*Stated goal*:
Rewrite every line of the material below as a numbered list, leaving out any blank lines.

________________

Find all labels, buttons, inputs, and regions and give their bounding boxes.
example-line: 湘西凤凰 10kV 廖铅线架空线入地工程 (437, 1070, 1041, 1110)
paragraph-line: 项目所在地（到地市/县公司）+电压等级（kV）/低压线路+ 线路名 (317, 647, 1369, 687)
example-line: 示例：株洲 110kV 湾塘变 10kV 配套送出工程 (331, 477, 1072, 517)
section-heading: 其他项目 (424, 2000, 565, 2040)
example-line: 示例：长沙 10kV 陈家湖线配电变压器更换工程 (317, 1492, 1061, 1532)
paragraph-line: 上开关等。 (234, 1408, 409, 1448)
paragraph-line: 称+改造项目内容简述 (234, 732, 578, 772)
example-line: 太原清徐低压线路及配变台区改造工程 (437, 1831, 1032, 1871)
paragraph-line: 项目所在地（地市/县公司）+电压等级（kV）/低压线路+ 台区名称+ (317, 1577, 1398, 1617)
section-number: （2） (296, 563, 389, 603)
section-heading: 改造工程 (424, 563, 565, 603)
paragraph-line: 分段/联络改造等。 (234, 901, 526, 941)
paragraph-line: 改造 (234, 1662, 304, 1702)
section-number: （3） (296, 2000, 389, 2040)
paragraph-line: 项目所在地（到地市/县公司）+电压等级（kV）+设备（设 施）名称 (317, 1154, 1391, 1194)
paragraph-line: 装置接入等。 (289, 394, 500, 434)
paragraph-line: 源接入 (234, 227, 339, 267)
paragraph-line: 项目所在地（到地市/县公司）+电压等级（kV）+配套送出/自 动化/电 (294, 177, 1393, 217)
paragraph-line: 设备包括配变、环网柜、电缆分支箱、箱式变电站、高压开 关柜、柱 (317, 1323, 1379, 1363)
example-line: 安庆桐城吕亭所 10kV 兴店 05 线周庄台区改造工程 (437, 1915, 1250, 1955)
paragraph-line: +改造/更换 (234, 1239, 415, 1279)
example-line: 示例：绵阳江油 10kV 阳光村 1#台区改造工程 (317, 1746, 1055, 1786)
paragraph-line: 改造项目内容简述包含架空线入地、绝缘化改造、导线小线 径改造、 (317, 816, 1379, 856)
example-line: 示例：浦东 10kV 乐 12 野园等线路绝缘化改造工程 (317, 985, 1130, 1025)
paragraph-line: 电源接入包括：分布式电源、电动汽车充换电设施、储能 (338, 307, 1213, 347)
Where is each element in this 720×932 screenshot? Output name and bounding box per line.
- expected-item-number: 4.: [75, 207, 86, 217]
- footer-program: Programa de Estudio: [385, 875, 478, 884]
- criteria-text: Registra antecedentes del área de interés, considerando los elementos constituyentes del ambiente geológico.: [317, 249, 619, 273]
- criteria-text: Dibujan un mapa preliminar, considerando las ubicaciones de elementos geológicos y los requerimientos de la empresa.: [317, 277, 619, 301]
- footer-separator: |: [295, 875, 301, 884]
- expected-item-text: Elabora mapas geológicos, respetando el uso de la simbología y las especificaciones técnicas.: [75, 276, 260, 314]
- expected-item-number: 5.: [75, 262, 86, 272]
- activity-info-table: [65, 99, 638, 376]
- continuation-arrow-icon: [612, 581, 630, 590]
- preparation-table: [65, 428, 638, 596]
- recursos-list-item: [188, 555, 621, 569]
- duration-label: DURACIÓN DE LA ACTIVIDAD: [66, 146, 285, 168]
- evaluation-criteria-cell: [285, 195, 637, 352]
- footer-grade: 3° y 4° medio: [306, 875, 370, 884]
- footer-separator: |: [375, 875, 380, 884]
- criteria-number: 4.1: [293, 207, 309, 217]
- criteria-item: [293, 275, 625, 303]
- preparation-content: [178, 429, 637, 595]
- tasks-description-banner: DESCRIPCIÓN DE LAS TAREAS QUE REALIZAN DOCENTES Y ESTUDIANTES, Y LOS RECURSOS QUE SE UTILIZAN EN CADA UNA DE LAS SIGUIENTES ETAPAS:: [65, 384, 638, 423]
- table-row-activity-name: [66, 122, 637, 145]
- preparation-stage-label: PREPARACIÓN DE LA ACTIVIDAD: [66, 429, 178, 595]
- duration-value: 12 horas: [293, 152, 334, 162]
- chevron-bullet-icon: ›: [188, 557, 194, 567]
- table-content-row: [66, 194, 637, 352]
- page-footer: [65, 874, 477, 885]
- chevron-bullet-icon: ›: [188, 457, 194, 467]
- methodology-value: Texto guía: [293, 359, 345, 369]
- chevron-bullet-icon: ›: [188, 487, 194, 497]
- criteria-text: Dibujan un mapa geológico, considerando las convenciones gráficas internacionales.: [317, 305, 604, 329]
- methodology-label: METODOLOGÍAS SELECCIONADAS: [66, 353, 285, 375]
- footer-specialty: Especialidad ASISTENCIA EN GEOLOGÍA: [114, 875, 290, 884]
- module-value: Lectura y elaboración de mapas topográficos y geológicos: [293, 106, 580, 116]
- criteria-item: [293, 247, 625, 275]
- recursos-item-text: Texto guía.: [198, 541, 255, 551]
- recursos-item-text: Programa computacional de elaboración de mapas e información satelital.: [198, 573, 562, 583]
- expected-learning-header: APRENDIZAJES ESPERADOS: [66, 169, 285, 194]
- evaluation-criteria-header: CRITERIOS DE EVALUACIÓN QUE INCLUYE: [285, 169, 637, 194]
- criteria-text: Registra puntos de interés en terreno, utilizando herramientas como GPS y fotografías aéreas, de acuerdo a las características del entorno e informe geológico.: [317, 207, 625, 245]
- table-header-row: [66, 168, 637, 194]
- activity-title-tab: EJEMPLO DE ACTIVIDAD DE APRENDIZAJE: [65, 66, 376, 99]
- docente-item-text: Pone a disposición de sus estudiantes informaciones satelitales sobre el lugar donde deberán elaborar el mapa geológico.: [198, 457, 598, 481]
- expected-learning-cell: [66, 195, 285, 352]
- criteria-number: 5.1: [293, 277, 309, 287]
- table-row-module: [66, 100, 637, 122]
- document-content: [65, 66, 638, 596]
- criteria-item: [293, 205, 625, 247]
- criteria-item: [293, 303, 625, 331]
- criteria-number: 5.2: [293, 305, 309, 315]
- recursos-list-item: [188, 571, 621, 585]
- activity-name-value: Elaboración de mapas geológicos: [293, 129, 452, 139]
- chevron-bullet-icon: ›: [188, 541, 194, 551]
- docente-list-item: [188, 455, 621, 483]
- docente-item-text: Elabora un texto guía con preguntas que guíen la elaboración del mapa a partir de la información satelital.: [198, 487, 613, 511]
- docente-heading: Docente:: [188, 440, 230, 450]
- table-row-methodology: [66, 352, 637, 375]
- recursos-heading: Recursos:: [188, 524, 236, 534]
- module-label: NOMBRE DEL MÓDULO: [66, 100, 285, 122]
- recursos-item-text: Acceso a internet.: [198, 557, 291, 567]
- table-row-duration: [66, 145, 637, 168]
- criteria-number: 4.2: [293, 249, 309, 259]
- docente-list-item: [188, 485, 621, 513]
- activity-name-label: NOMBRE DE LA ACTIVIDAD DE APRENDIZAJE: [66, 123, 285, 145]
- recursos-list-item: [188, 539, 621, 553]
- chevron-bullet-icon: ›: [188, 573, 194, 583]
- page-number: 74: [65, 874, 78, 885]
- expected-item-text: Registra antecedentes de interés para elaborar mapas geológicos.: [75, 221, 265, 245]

________________

*Output of the task*:
1. Find all labels, buttons, inputs, and regions and give their bounding boxes.
2. example-line: 湘西凤凰 10kV 廖铅线架空线入地工程 (437, 1070, 1041, 1110)
3. paragraph-line: 项目所在地（到地市/县公司）+电压等级（kV）/低压线路+ 线路名 (317, 647, 1369, 687)
4. example-line: 示例：株洲 110kV 湾塘变 10kV 配套送出工程 (331, 477, 1072, 517)
5. section-heading: 其他项目 (424, 2000, 565, 2040)
6. example-line: 示例：长沙 10kV 陈家湖线配电变压器更换工程 (317, 1492, 1061, 1532)
7. paragraph-line: 上开关等。 (234, 1408, 409, 1448)
8. paragraph-line: 称+改造项目内容简述 (234, 732, 578, 772)
9. example-line: 太原清徐低压线路及配变台区改造工程 (437, 1831, 1032, 1871)
10. paragraph-line: 项目所在地（地市/县公司）+电压等级（kV）/低压线路+ 台区名称+ (317, 1577, 1398, 1617)
11. section-number: （2） (296, 563, 389, 603)
12. section-heading: 改造工程 (424, 563, 565, 603)
13. paragraph-line: 分段/联络改造等。 (234, 901, 526, 941)
14. paragraph-line: 改造 (234, 1662, 304, 1702)
15. section-number: （3） (296, 2000, 389, 2040)
16. paragraph-line: 项目所在地（到地市/县公司）+电压等级（kV）+设备（设 施）名称 (317, 1154, 1391, 1194)
17. paragraph-line: 装置接入等。 (289, 394, 500, 434)
18. paragraph-line: 源接入 (234, 227, 339, 267)
19. paragraph-line: 项目所在地（到地市/县公司）+电压等级（kV）+配套送出/自 动化/电 (294, 177, 1393, 217)
20. paragraph-line: 设备包括配变、环网柜、电缆分支箱、箱式变电站、高压开 关柜、柱 (317, 1323, 1379, 1363)
21. example-line: 安庆桐城吕亭所 10kV 兴店 05 线周庄台区改造工程 (437, 1915, 1250, 1955)
22. paragraph-line: +改造/更换 (234, 1239, 415, 1279)
23. example-line: 示例：绵阳江油 10kV 阳光村 1#台区改造工程 (317, 1746, 1055, 1786)
24. paragraph-line: 改造项目内容简述包含架空线入地、绝缘化改造、导线小线 径改造、 (317, 816, 1379, 856)
25. example-line: 示例：浦东 10kV 乐 12 野园等线路绝缘化改造工程 (317, 985, 1130, 1025)
26. paragraph-line: 电源接入包括：分布式电源、电动汽车充换电设施、储能 (338, 307, 1213, 347)
27. Where is each element in this 720×932 screenshot? Output name and bounding box per line.
28. - expected-item-number: 4.: [75, 207, 86, 217]
29. - footer-program: Programa de Estudio: [385, 875, 478, 884]
30. - criteria-text: Registra antecedentes del área de interés, considerando los elementos constituyentes del ambiente geológico.: [317, 249, 619, 273]
31. - criteria-text: Dibujan un mapa preliminar, considerando las ubicaciones de elementos geológicos y los requerimientos de la empresa.: [317, 277, 619, 301]
32. - footer-separator: |: [295, 875, 301, 884]
33. - expected-item-text: Elabora mapas geológicos, respetando el uso de la simbología y las especificaciones técnicas.: [75, 276, 260, 314]
34. - expected-item-number: 5.: [75, 262, 86, 272]
35. - activity-info-table: [65, 99, 638, 376]
36. - continuation-arrow-icon: [612, 581, 630, 590]
37. - preparation-table: [65, 428, 638, 596]
38. - recursos-list-item: [188, 555, 621, 569]
39. - duration-label: DURACIÓN DE LA ACTIVIDAD: [66, 146, 285, 168]
40. - evaluation-criteria-cell: [285, 195, 637, 352]
41. - footer-grade: 3° y 4° medio: [306, 875, 370, 884]
42. - footer-separator: |: [375, 875, 380, 884]
43. - criteria-number: 4.1: [293, 207, 309, 217]
44. - criteria-item: [293, 275, 625, 303]
45. - preparation-content: [178, 429, 637, 595]
46. - tasks-description-banner: DESCRIPCIÓN DE LAS TAREAS QUE REALIZAN DOCENTES Y ESTUDIANTES, Y LOS RECURSOS QUE SE UTILIZAN EN CADA UNA DE LAS SIGUIENTES ETAPAS:: [65, 384, 638, 423]
47. - table-row-activity-name: [66, 122, 637, 145]
48. - preparation-stage-label: PREPARACIÓN DE LA ACTIVIDAD: [66, 429, 178, 595]
49. - duration-value: 12 horas: [293, 152, 334, 162]
50. - chevron-bullet-icon: ›: [188, 557, 194, 567]
51. - table-content-row: [66, 194, 637, 352]
52. - page-footer: [65, 874, 477, 885]
53. - chevron-bullet-icon: ›: [188, 457, 194, 467]
54. - methodology-value: Texto guía: [293, 359, 345, 369]
55. - chevron-bullet-icon: ›: [188, 487, 194, 497]
56. - criteria-text: Dibujan un mapa geológico, considerando las convenciones gráficas internacionales.: [317, 305, 604, 329]
57. - methodology-label: METODOLOGÍAS SELECCIONADAS: [66, 353, 285, 375]
58. - footer-specialty: Especialidad ASISTENCIA EN GEOLOGÍA: [114, 875, 290, 884]
59. - module-value: Lectura y elaboración de mapas topográficos y geológicos: [293, 106, 580, 116]
60. - criteria-item: [293, 247, 625, 275]
61. - recursos-item-text: Texto guía.: [198, 541, 255, 551]
62. - recursos-item-text: Programa computacional de elaboración de mapas e información satelital.: [198, 573, 562, 583]
63. - expected-learning-header: APRENDIZAJES ESPERADOS: [66, 169, 285, 194]
64. - evaluation-criteria-header: CRITERIOS DE EVALUACIÓN QUE INCLUYE: [285, 169, 637, 194]
65. - criteria-text: Registra puntos de interés en terreno, utilizando herramientas como GPS y fotografías aéreas, de acuerdo a las características del entorno e informe geológico.: [317, 207, 625, 245]
66. - table-header-row: [66, 168, 637, 194]
67. - activity-title-tab: EJEMPLO DE ACTIVIDAD DE APRENDIZAJE: [65, 66, 376, 99]
68. - docente-item-text: Pone a disposición de sus estudiantes informaciones satelitales sobre el lugar donde deberán elaborar el mapa geológico.: [198, 457, 598, 481]
69. - expected-learning-cell: [66, 195, 285, 352]
70. - criteria-number: 5.1: [293, 277, 309, 287]
71. - table-row-module: [66, 100, 637, 122]
72. - document-content: [65, 66, 638, 596]
73. - criteria-item: [293, 205, 625, 247]
74. - criteria-item: [293, 303, 625, 331]
75. - criteria-number: 5.2: [293, 305, 309, 315]
76. - recursos-list-item: [188, 571, 621, 585]
77. - activity-name-value: Elaboración de mapas geológicos: [293, 129, 452, 139]
78. - chevron-bullet-icon: ›: [188, 541, 194, 551]
79. - docente-list-item: [188, 455, 621, 483]
80. - docente-item-text: Elabora un texto guía con preguntas que guíen la elaboración del mapa a partir de la información satelital.: [198, 487, 613, 511]
81. - docente-heading: Docente:: [188, 440, 230, 450]
82. - table-row-methodology: [66, 352, 637, 375]
83. - recursos-heading: Recursos:: [188, 524, 236, 534]
84. - module-label: NOMBRE DEL MÓDULO: [66, 100, 285, 122]
85. - recursos-item-text: Acceso a internet.: [198, 557, 291, 567]
86. - table-row-duration: [66, 145, 637, 168]
87. - criteria-number: 4.2: [293, 249, 309, 259]
88. - docente-list-item: [188, 485, 621, 513]
89. - activity-name-label: NOMBRE DE LA ACTIVIDAD DE APRENDIZAJE: [66, 123, 285, 145]
90. - recursos-list-item: [188, 539, 621, 553]
91. - chevron-bullet-icon: ›: [188, 573, 194, 583]
92. - page-number: 74: [65, 874, 78, 885]
93. - expected-item-text: Registra antecedentes de interés para elaborar mapas geológicos.: [75, 221, 265, 245]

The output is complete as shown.